Short exercise
Locate the string "label" throughout the material and copy every line in which it occurs.

Records for the exercise
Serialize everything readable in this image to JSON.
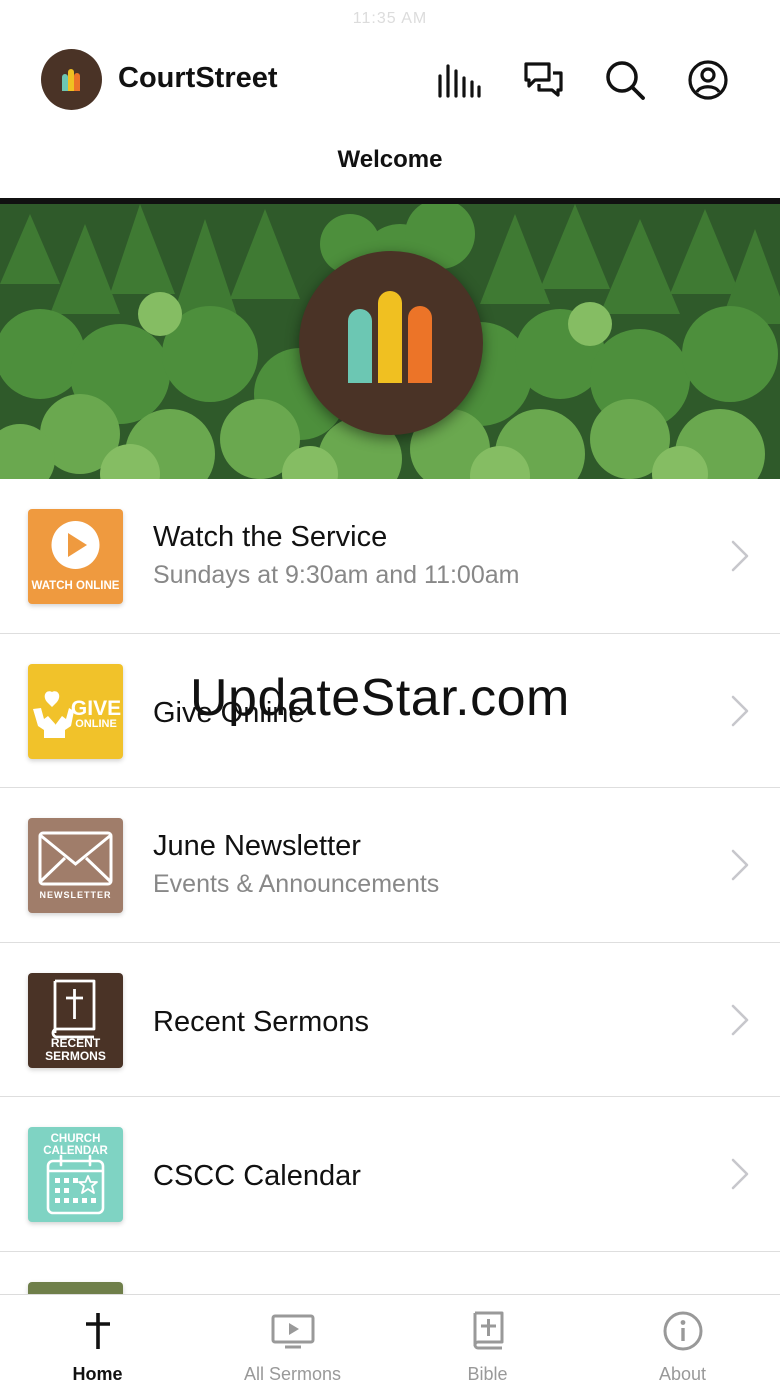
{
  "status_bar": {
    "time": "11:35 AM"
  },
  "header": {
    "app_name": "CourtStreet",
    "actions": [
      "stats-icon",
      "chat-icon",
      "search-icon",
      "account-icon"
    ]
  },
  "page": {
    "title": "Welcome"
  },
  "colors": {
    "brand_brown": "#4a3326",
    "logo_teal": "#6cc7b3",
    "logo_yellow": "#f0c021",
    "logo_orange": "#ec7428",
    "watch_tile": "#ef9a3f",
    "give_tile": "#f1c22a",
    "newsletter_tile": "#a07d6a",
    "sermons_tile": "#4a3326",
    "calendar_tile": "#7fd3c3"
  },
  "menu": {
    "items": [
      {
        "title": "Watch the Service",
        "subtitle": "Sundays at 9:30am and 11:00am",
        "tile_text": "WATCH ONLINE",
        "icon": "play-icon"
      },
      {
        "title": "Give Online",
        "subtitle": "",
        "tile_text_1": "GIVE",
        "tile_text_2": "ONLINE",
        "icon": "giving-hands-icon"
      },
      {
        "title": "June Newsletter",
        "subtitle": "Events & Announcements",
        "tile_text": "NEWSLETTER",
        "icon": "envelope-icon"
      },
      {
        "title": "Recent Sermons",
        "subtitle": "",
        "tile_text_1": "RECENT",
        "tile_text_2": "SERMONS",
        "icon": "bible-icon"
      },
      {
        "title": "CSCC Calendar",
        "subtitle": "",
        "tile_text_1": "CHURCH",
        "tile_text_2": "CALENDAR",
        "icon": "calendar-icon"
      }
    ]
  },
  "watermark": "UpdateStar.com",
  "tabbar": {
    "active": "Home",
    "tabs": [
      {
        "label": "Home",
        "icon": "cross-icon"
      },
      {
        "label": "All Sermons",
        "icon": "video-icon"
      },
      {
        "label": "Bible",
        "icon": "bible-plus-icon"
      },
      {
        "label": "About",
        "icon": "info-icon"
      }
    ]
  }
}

Response to the exercise
        "label": "Home",
        "label": "All Sermons",
        "label": "Bible",
        "label": "About",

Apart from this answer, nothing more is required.